EXERCISE TASK: Quote every line of the data below as it stands, omitting pictures.

EXTRACTED RECORDS:
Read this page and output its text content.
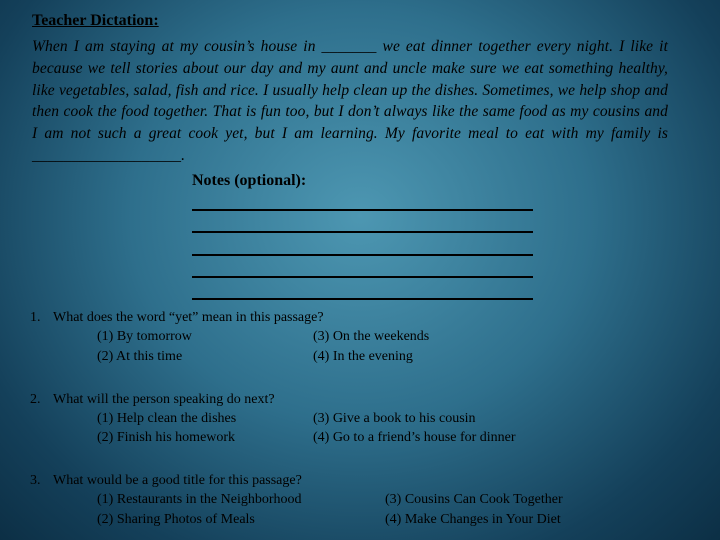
Teacher Dictation:

When I am staying at my cousin’s house in _______ we eat dinner together every night. I like it because we tell stories about our day and my aunt and uncle make sure we eat something healthy, like vegetables, salad, fish and rice. I usually help clean up the dishes. Sometimes, we help shop and then cook the food together. That is fun too, but I don’t always like the same food as my cousins and I am not such a great cook yet, but I am learning. My favorite meal to eat with my family is ___________________.

Notes (optional):

1. What does the word “yet” mean in this passage?
(1) By tomorrow
(2) At this time
(3) On the weekends
(4) In the evening
2. What will the person speaking do next?
(1) Help clean the dishes
(2) Finish his homework
(3) Give a book to his cousin
(4) Go to a friend’s house for dinner
3. What would be a good title for this passage?
(1) Restaurants in the Neighborhood
(2) Sharing Photos of Meals
(3) Cousins Can Cook Together
(4) Make Changes in Your Diet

SOLUTION TO THIS TASK:
Read this page and output its text content.
Teacher Dictation:

When I am staying at my cousin’s house in _______ we eat dinner together every night. I like it because we tell stories about our day and my aunt and uncle make sure we eat something healthy, like vegetables, salad, fish and rice. I usually help clean up the dishes. Sometimes, we help shop and then cook the food together. That is fun too, but I don’t always like the same food as my cousins and I am not such a great cook yet, but I am learning. My favorite meal to eat with my family is ___________________.

Notes (optional):

1. What does the word “yet” mean in this passage?
(1) By tomorrow
(2) At this time
(3) On the weekends
(4) In the evening
2. What will the person speaking do next?
(1) Help clean the dishes
(2) Finish his homework
(3) Give a book to his cousin
(4) Go to a friend’s house for dinner
3. What would be a good title for this passage?
(1) Restaurants in the Neighborhood
(2) Sharing Photos of Meals
(3) Cousins Can Cook Together
(4) Make Changes in Your Diet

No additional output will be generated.